◆ What you are asked to do
Your answer should be a single number: how many lines in the data below hold the string "ზონირება".

◆ Supplied records
+ + +

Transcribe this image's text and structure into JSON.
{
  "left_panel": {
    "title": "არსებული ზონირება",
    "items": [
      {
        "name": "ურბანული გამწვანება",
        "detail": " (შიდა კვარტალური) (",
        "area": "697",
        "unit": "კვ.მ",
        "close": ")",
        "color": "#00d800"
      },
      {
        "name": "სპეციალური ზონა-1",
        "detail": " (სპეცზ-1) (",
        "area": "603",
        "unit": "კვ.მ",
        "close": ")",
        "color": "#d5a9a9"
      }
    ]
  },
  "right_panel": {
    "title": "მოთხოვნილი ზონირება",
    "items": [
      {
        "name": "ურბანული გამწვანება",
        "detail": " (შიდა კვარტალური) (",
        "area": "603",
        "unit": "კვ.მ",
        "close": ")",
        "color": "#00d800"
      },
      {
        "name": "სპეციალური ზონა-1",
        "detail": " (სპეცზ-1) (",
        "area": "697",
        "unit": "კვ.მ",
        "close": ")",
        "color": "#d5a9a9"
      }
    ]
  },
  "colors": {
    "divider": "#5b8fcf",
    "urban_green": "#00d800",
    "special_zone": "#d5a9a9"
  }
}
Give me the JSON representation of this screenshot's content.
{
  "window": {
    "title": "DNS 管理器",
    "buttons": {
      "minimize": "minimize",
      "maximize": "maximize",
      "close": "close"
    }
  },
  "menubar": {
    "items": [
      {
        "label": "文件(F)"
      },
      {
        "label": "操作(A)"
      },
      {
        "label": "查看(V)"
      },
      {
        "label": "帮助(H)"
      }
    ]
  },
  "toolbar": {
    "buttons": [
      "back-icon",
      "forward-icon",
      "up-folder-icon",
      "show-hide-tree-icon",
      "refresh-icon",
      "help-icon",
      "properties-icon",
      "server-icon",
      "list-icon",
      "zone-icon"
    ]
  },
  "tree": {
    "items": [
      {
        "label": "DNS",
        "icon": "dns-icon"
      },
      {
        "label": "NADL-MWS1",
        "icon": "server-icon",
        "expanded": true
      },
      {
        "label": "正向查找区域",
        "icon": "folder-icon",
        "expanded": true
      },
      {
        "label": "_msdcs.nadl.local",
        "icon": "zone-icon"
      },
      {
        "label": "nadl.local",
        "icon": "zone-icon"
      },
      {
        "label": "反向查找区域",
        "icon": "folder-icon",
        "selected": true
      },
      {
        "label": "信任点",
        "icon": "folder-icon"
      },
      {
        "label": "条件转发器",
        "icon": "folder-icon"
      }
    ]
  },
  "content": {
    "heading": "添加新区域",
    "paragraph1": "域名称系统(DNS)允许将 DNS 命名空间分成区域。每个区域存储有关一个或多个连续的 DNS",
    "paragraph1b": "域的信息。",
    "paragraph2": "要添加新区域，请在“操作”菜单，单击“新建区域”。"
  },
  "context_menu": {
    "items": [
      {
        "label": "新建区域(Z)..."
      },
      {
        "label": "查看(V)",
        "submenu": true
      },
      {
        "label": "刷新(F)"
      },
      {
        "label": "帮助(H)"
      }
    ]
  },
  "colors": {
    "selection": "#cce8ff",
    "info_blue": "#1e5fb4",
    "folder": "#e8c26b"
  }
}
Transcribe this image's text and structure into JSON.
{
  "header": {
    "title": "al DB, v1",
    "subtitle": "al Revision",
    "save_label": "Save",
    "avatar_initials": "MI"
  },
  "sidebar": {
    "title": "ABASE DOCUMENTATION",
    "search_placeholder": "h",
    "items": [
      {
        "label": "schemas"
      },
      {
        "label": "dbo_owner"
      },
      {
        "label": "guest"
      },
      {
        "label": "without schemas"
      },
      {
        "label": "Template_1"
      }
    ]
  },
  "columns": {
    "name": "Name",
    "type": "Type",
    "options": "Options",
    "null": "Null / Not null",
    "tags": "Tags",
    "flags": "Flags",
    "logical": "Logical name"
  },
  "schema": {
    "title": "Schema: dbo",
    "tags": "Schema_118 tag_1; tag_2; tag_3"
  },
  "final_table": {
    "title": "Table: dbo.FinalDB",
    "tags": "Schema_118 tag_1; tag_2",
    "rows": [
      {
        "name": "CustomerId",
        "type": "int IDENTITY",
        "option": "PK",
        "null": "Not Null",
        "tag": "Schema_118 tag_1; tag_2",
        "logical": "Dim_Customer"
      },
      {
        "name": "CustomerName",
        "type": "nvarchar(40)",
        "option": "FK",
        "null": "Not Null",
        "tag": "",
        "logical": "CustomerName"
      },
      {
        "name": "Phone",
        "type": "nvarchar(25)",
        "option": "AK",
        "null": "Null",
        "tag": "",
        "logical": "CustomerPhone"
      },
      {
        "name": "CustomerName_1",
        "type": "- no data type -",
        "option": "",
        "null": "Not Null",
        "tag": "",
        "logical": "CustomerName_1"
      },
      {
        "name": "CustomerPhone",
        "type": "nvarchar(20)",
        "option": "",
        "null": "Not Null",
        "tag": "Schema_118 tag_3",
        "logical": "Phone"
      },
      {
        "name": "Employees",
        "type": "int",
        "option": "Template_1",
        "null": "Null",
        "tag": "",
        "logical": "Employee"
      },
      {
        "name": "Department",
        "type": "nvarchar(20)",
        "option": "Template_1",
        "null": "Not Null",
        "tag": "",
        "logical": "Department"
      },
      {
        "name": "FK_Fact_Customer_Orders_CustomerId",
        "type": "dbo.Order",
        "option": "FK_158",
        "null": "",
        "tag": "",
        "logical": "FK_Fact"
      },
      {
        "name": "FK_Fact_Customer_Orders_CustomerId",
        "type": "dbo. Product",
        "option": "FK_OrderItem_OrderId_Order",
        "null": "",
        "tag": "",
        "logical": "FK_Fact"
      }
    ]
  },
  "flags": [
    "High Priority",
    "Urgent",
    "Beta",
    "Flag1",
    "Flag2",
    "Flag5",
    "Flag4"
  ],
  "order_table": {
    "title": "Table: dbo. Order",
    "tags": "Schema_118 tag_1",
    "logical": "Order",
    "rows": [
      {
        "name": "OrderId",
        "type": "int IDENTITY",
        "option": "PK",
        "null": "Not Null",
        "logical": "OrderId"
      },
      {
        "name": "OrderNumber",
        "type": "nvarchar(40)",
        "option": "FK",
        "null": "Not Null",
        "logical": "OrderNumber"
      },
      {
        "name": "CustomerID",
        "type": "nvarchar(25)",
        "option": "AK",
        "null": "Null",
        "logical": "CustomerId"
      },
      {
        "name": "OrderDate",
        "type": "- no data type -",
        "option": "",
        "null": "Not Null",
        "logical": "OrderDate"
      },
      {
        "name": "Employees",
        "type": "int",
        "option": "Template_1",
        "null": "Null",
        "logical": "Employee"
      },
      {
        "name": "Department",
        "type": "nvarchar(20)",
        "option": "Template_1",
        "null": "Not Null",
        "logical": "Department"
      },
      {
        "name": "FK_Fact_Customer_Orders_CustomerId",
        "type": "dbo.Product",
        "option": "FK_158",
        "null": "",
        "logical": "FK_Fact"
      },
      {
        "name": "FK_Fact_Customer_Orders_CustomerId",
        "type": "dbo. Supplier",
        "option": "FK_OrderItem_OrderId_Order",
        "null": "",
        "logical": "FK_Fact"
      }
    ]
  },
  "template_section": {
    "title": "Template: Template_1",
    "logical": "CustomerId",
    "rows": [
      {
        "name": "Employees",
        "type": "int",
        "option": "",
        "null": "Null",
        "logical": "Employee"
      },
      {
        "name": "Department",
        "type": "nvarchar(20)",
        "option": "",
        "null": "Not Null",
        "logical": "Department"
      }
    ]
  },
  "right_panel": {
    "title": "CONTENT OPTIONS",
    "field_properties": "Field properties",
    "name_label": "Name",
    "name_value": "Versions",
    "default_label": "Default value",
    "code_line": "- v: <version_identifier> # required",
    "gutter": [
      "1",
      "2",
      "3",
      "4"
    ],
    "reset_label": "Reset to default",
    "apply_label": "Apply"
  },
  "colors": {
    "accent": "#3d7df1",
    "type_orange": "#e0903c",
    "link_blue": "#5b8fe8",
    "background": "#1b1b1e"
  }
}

+ + +

◆ Right answer
2